In the records below, find each line containing the word "sukienka" and copy it.

• DATA EXTRACT
┄┄┄┄┄┄

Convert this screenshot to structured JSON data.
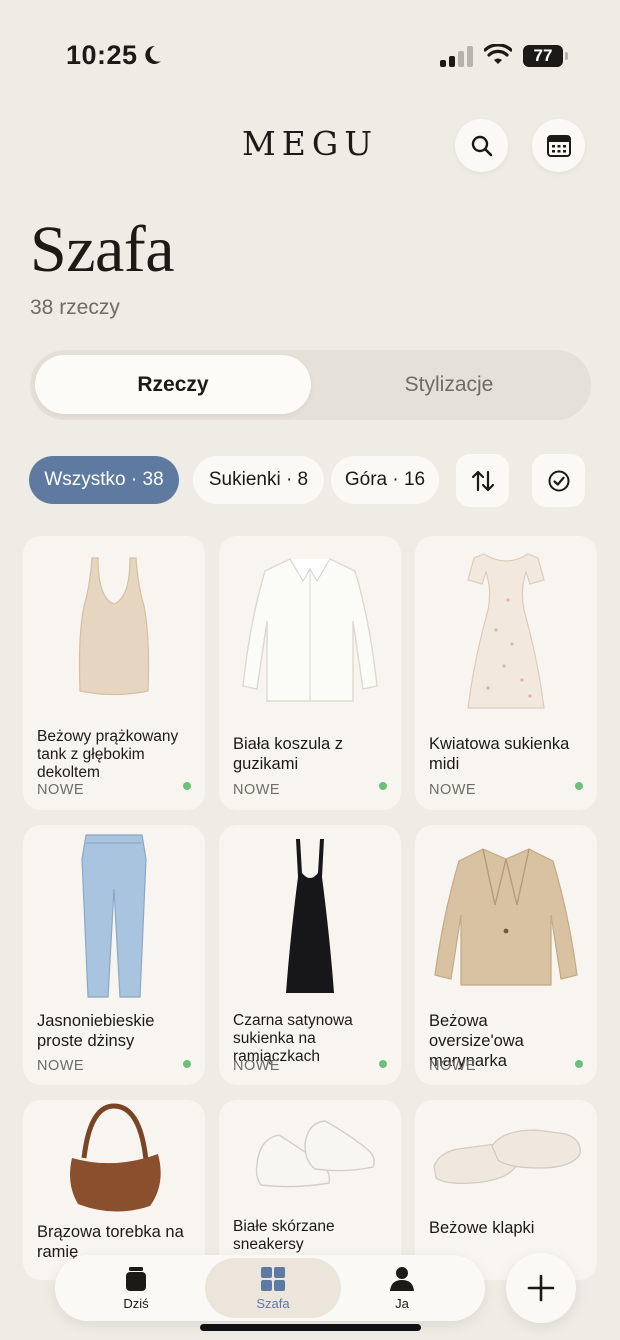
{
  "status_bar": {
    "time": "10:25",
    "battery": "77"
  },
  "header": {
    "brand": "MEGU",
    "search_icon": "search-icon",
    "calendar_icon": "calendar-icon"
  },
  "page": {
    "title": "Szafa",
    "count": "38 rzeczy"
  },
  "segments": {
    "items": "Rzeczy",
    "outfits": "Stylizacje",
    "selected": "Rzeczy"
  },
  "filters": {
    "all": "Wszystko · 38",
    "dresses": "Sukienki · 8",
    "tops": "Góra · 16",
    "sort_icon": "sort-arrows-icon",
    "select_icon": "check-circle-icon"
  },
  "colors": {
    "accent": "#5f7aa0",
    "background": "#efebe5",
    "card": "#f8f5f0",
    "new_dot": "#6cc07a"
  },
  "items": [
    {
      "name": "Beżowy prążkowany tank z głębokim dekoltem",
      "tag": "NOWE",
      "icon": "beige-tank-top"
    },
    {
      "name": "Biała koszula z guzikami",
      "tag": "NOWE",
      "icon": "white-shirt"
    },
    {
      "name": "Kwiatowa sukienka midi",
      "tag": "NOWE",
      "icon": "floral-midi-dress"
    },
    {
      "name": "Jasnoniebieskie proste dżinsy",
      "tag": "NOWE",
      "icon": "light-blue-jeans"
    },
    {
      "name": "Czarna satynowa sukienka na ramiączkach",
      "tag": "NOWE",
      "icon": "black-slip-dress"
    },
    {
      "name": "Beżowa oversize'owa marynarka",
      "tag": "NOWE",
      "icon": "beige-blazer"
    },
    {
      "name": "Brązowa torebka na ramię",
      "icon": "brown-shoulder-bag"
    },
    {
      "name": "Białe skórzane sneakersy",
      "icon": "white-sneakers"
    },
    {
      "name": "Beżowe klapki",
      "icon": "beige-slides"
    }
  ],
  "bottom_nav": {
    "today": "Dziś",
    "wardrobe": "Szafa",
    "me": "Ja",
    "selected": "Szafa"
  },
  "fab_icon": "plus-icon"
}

┄┄┄┄┄┄

• FINAL RESULT
      "name": "Kwiatowa sukienka midi",
      "name": "Czarna satynowa sukienka na ramiączkach",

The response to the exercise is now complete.